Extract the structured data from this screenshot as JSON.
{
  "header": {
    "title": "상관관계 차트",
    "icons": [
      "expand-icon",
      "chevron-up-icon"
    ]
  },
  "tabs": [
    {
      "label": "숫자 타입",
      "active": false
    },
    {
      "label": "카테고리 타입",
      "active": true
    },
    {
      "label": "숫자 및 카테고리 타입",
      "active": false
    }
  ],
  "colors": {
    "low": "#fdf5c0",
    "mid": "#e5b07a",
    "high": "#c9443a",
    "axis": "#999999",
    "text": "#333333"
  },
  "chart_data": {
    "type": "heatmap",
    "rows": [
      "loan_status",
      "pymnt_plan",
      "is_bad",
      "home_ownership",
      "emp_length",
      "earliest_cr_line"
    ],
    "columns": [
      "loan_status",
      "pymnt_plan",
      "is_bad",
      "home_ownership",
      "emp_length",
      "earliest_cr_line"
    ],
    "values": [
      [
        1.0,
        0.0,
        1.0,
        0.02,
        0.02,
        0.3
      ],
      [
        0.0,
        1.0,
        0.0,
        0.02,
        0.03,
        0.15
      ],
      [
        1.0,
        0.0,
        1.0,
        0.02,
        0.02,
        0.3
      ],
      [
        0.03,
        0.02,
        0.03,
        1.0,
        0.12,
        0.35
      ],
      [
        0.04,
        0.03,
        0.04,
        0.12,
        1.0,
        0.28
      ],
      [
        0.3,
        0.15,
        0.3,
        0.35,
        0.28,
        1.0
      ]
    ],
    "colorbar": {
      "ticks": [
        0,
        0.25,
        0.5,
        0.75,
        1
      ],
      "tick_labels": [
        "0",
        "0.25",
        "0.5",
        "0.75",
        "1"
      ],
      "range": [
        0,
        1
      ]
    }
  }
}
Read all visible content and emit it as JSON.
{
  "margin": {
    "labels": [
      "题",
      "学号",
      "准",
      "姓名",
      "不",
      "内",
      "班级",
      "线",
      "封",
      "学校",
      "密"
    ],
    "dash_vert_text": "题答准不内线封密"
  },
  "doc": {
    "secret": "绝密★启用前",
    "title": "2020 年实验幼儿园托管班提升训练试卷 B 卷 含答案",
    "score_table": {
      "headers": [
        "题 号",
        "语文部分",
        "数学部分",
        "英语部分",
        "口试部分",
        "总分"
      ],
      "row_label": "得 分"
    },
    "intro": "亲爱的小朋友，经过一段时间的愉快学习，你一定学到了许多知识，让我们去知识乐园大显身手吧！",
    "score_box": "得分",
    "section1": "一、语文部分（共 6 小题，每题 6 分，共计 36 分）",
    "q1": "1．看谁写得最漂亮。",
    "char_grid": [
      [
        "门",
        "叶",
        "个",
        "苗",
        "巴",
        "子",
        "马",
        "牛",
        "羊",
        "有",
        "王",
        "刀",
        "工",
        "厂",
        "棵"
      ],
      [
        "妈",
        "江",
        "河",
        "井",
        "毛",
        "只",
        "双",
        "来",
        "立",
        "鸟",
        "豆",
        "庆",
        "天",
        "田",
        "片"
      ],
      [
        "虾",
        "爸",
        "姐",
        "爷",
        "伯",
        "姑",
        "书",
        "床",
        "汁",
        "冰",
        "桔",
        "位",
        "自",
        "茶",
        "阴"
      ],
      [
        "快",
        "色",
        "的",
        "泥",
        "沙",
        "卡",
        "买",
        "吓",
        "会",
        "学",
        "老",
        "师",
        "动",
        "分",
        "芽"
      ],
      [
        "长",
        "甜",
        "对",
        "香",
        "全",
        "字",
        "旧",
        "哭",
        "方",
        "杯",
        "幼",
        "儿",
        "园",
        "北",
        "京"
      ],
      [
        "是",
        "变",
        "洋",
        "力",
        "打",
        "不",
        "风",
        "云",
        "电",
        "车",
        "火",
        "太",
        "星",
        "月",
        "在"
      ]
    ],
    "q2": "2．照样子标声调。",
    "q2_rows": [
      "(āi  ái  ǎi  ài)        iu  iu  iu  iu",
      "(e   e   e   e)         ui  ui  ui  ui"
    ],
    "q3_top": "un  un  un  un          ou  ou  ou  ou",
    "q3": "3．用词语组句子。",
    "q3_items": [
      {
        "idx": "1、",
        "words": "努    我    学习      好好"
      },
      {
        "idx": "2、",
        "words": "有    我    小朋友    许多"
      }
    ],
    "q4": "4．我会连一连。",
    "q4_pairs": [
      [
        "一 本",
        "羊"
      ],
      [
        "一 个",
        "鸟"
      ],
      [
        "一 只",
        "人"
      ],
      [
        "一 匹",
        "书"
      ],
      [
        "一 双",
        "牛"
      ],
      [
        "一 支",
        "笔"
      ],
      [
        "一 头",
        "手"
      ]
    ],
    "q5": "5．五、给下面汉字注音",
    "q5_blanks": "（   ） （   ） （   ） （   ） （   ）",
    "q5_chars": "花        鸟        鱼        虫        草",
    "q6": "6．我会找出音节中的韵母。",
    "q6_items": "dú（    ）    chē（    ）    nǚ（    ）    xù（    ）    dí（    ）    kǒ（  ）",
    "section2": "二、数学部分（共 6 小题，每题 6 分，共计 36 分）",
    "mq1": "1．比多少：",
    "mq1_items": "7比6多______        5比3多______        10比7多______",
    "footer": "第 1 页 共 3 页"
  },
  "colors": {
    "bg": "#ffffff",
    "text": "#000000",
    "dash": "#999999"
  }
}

### EXERCISE
For each line in the data above that contains the string "JSON", extract the line.

### THE ANSWER
Extract the structured data from this screenshot as JSON.
Read all visible content and emit it as JSON.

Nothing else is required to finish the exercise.